Instruction » In the listing below, find every line with the string "information" and pull it out.

Stored records »
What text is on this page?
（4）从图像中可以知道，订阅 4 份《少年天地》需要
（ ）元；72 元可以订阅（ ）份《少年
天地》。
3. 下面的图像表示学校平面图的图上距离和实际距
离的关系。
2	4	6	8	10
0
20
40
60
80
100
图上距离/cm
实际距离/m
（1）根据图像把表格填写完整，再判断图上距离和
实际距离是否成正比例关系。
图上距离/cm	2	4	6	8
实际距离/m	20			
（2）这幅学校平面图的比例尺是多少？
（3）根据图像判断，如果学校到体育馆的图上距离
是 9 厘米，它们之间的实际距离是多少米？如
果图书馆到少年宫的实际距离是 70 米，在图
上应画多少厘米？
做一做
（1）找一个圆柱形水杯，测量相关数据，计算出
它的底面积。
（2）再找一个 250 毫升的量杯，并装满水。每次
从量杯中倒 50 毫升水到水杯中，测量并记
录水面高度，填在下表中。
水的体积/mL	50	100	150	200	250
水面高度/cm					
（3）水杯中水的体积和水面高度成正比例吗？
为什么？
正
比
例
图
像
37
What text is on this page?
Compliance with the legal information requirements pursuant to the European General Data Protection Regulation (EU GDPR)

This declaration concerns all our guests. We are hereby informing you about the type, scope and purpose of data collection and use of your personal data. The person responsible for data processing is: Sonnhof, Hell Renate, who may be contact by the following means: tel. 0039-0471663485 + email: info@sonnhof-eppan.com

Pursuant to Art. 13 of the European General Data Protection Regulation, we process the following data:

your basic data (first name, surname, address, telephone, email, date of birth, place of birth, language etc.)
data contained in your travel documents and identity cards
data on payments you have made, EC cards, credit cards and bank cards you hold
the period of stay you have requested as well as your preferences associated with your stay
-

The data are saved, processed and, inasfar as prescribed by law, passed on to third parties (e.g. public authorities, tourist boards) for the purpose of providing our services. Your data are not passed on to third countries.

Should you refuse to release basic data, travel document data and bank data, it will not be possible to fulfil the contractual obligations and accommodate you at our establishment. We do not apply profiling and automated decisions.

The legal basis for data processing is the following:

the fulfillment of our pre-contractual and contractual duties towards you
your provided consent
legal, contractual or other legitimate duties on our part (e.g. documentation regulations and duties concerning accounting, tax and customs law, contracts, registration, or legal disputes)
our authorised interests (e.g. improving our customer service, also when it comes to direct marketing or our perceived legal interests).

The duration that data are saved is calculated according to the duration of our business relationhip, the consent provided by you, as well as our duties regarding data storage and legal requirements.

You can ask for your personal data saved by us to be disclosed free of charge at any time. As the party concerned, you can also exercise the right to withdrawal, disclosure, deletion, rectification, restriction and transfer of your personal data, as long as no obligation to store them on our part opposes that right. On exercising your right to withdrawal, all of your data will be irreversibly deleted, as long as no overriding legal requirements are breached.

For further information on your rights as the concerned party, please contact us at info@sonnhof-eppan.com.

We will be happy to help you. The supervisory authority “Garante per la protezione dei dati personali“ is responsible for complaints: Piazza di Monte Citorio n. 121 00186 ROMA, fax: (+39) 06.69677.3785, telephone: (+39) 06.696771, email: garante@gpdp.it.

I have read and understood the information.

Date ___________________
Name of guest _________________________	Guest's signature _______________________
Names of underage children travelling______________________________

Result of this task »
Compliance with the legal information requirements pursuant to the European General Data Protection Regulation (EU GDPR)
For further information on your rights as the concerned party, please contact us at info@sonnhof-eppan.com.
I have read and understood the information.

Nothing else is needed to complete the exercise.